> _Given task_
Set down every record once more, exactly as given.
BEGIN Provided entries
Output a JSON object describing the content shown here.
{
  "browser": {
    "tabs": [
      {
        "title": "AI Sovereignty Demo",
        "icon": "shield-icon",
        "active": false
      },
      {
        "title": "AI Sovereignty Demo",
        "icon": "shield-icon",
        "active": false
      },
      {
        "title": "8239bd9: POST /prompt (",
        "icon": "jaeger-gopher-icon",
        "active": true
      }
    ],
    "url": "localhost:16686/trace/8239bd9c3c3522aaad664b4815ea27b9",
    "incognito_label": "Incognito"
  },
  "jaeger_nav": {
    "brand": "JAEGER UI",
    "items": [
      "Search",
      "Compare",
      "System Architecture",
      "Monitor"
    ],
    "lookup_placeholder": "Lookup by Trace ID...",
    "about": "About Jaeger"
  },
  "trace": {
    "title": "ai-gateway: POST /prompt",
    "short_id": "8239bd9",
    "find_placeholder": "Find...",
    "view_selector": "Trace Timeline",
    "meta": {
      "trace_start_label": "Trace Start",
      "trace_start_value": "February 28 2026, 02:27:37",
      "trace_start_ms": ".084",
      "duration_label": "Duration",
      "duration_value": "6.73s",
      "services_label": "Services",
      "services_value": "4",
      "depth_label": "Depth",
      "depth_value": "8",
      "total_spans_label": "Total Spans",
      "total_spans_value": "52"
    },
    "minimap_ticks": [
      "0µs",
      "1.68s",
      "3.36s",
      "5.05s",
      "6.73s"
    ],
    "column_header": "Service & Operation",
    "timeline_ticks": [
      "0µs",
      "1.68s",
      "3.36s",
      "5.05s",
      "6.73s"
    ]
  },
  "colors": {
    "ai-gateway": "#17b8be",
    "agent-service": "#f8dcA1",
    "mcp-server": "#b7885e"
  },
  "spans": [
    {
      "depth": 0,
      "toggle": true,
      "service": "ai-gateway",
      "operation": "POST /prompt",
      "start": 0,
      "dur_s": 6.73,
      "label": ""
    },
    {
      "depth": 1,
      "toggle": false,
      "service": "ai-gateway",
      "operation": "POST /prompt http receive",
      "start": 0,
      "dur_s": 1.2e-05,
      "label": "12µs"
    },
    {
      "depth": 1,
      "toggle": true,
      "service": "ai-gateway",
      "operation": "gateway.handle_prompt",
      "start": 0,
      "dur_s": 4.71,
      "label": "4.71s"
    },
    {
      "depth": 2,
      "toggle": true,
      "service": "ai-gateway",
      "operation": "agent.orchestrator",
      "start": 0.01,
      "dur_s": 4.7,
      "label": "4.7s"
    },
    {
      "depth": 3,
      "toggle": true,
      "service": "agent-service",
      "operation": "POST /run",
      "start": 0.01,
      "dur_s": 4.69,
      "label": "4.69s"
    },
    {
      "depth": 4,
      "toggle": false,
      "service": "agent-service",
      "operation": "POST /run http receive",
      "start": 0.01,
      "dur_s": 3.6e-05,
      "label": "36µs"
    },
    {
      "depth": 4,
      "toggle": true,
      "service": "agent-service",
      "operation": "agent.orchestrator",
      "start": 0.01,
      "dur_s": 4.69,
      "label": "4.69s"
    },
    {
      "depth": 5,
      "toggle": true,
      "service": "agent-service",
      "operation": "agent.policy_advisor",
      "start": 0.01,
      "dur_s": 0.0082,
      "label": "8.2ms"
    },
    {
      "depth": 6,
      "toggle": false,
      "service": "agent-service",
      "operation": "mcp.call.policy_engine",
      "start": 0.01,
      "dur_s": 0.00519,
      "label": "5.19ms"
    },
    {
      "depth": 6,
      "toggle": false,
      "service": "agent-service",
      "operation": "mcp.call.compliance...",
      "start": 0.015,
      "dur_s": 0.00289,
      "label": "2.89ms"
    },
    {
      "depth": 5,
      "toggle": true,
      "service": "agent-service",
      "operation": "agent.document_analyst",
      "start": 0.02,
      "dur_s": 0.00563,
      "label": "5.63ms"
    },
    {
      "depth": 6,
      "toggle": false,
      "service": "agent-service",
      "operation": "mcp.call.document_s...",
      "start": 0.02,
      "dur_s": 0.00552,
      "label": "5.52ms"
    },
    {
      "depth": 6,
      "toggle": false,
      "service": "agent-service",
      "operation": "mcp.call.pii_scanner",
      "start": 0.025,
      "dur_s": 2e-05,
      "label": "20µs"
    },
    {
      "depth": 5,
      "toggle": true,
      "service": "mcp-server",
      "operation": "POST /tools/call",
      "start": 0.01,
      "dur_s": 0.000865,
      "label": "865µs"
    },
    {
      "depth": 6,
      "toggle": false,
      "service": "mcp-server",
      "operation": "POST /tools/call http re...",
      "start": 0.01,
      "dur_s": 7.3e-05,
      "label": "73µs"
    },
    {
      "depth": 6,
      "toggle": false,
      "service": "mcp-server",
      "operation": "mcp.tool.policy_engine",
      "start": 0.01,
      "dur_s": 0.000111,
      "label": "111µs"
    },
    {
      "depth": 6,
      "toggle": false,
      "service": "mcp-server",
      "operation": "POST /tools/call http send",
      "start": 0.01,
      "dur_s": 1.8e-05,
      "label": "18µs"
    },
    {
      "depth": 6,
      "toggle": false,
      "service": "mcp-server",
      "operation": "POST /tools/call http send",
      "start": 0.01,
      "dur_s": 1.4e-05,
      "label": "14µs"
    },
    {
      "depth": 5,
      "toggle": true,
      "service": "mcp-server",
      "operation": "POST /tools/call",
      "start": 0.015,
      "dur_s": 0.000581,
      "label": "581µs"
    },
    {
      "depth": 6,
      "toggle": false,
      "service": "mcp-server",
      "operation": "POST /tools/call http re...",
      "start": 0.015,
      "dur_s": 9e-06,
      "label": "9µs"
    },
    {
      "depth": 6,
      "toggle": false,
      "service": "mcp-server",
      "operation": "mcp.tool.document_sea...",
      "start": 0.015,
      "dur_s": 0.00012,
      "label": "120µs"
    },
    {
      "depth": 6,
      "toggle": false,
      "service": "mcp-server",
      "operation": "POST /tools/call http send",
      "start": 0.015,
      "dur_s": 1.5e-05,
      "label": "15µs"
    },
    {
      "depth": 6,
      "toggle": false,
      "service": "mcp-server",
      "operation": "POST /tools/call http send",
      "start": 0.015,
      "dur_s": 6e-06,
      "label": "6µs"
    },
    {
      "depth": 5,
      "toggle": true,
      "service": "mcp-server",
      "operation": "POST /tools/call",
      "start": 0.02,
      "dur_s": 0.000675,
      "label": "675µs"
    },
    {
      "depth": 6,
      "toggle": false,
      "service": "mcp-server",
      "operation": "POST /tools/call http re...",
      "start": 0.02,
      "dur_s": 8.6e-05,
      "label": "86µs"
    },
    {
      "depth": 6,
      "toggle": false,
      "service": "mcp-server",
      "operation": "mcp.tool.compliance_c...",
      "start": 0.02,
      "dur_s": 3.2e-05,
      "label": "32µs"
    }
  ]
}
END Provided entries
> _Answer_
Output a JSON object describing the content shown here.
{
  "browser": {
    "tabs": [
      {
        "title": "AI Sovereignty Demo",
        "icon": "shield-icon",
        "active": false
      },
      {
        "title": "AI Sovereignty Demo",
        "icon": "shield-icon",
        "active": false
      },
      {
        "title": "8239bd9: POST /prompt (",
        "icon": "jaeger-gopher-icon",
        "active": true
      }
    ],
    "url": "localhost:16686/trace/8239bd9c3c3522aaad664b4815ea27b9",
    "incognito_label": "Incognito"
  },
  "jaeger_nav": {
    "brand": "JAEGER UI",
    "items": [
      "Search",
      "Compare",
      "System Architecture",
      "Monitor"
    ],
    "lookup_placeholder": "Lookup by Trace ID...",
    "about": "About Jaeger"
  },
  "trace": {
    "title": "ai-gateway: POST /prompt",
    "short_id": "8239bd9",
    "find_placeholder": "Find...",
    "view_selector": "Trace Timeline",
    "meta": {
      "trace_start_label": "Trace Start",
      "trace_start_value": "February 28 2026, 02:27:37",
      "trace_start_ms": ".084",
      "duration_label": "Duration",
      "duration_value": "6.73s",
      "services_label": "Services",
      "services_value": "4",
      "depth_label": "Depth",
      "depth_value": "8",
      "total_spans_label": "Total Spans",
      "total_spans_value": "52"
    },
    "minimap_ticks": [
      "0µs",
      "1.68s",
      "3.36s",
      "5.05s",
      "6.73s"
    ],
    "column_header": "Service & Operation",
    "timeline_ticks": [
      "0µs",
      "1.68s",
      "3.36s",
      "5.05s",
      "6.73s"
    ]
  },
  "colors": {
    "ai-gateway": "#17b8be",
    "agent-service": "#f8dcA1",
    "mcp-server": "#b7885e"
  },
  "spans": [
    {
      "depth": 0,
      "toggle": true,
      "service": "ai-gateway",
      "operation": "POST /prompt",
      "start": 0,
      "dur_s": 6.73,
      "label": ""
    },
    {
      "depth": 1,
      "toggle": false,
      "service": "ai-gateway",
      "operation": "POST /prompt http receive",
      "start": 0,
      "dur_s": 1.2e-05,
      "label": "12µs"
    },
    {
      "depth": 1,
      "toggle": true,
      "service": "ai-gateway",
      "operation": "gateway.handle_prompt",
      "start": 0,
      "dur_s": 4.71,
      "label": "4.71s"
    },
    {
      "depth": 2,
      "toggle": true,
      "service": "ai-gateway",
      "operation": "agent.orchestrator",
      "start": 0.01,
      "dur_s": 4.7,
      "label": "4.7s"
    },
    {
      "depth": 3,
      "toggle": true,
      "service": "agent-service",
      "operation": "POST /run",
      "start": 0.01,
      "dur_s": 4.69,
      "label": "4.69s"
    },
    {
      "depth": 4,
      "toggle": false,
      "service": "agent-service",
      "operation": "POST /run http receive",
      "start": 0.01,
      "dur_s": 3.6e-05,
      "label": "36µs"
    },
    {
      "depth": 4,
      "toggle": true,
      "service": "agent-service",
      "operation": "agent.orchestrator",
      "start": 0.01,
      "dur_s": 4.69,
      "label": "4.69s"
    },
    {
      "depth": 5,
      "toggle": true,
      "service": "agent-service",
      "operation": "agent.policy_advisor",
      "start": 0.01,
      "dur_s": 0.0082,
      "label": "8.2ms"
    },
    {
      "depth": 6,
      "toggle": false,
      "service": "agent-service",
      "operation": "mcp.call.policy_engine",
      "start": 0.01,
      "dur_s": 0.00519,
      "label": "5.19ms"
    },
    {
      "depth": 6,
      "toggle": false,
      "service": "agent-service",
      "operation": "mcp.call.compliance...",
      "start": 0.015,
      "dur_s": 0.00289,
      "label": "2.89ms"
    },
    {
      "depth": 5,
      "toggle": true,
      "service": "agent-service",
      "operation": "agent.document_analyst",
      "start": 0.02,
      "dur_s": 0.00563,
      "label": "5.63ms"
    },
    {
      "depth": 6,
      "toggle": false,
      "service": "agent-service",
      "operation": "mcp.call.document_s...",
      "start": 0.02,
      "dur_s": 0.00552,
      "label": "5.52ms"
    },
    {
      "depth": 6,
      "toggle": false,
      "service": "agent-service",
      "operation": "mcp.call.pii_scanner",
      "start": 0.025,
      "dur_s": 2e-05,
      "label": "20µs"
    },
    {
      "depth": 5,
      "toggle": true,
      "service": "mcp-server",
      "operation": "POST /tools/call",
      "start": 0.01,
      "dur_s": 0.000865,
      "label": "865µs"
    },
    {
      "depth": 6,
      "toggle": false,
      "service": "mcp-server",
      "operation": "POST /tools/call http re...",
      "start": 0.01,
      "dur_s": 7.3e-05,
      "label": "73µs"
    },
    {
      "depth": 6,
      "toggle": false,
      "service": "mcp-server",
      "operation": "mcp.tool.policy_engine",
      "start": 0.01,
      "dur_s": 0.000111,
      "label": "111µs"
    },
    {
      "depth": 6,
      "toggle": false,
      "service": "mcp-server",
      "operation": "POST /tools/call http send",
      "start": 0.01,
      "dur_s": 1.8e-05,
      "label": "18µs"
    },
    {
      "depth": 6,
      "toggle": false,
      "service": "mcp-server",
      "operation": "POST /tools/call http send",
      "start": 0.01,
      "dur_s": 1.4e-05,
      "label": "14µs"
    },
    {
      "depth": 5,
      "toggle": true,
      "service": "mcp-server",
      "operation": "POST /tools/call",
      "start": 0.015,
      "dur_s": 0.000581,
      "label": "581µs"
    },
    {
      "depth": 6,
      "toggle": false,
      "service": "mcp-server",
      "operation": "POST /tools/call http re...",
      "start": 0.015,
      "dur_s": 9e-06,
      "label": "9µs"
    },
    {
      "depth": 6,
      "toggle": false,
      "service": "mcp-server",
      "operation": "mcp.tool.document_sea...",
      "start": 0.015,
      "dur_s": 0.00012,
      "label": "120µs"
    },
    {
      "depth": 6,
      "toggle": false,
      "service": "mcp-server",
      "operation": "POST /tools/call http send",
      "start": 0.015,
      "dur_s": 1.5e-05,
      "label": "15µs"
    },
    {
      "depth": 6,
      "toggle": false,
      "service": "mcp-server",
      "operation": "POST /tools/call http send",
      "start": 0.015,
      "dur_s": 6e-06,
      "label": "6µs"
    },
    {
      "depth": 5,
      "toggle": true,
      "service": "mcp-server",
      "operation": "POST /tools/call",
      "start": 0.02,
      "dur_s": 0.000675,
      "label": "675µs"
    },
    {
      "depth": 6,
      "toggle": false,
      "service": "mcp-server",
      "operation": "POST /tools/call http re...",
      "start": 0.02,
      "dur_s": 8.6e-05,
      "label": "86µs"
    },
    {
      "depth": 6,
      "toggle": false,
      "service": "mcp-server",
      "operation": "mcp.tool.compliance_c...",
      "start": 0.02,
      "dur_s": 3.2e-05,
      "label": "32µs"
    }
  ]
}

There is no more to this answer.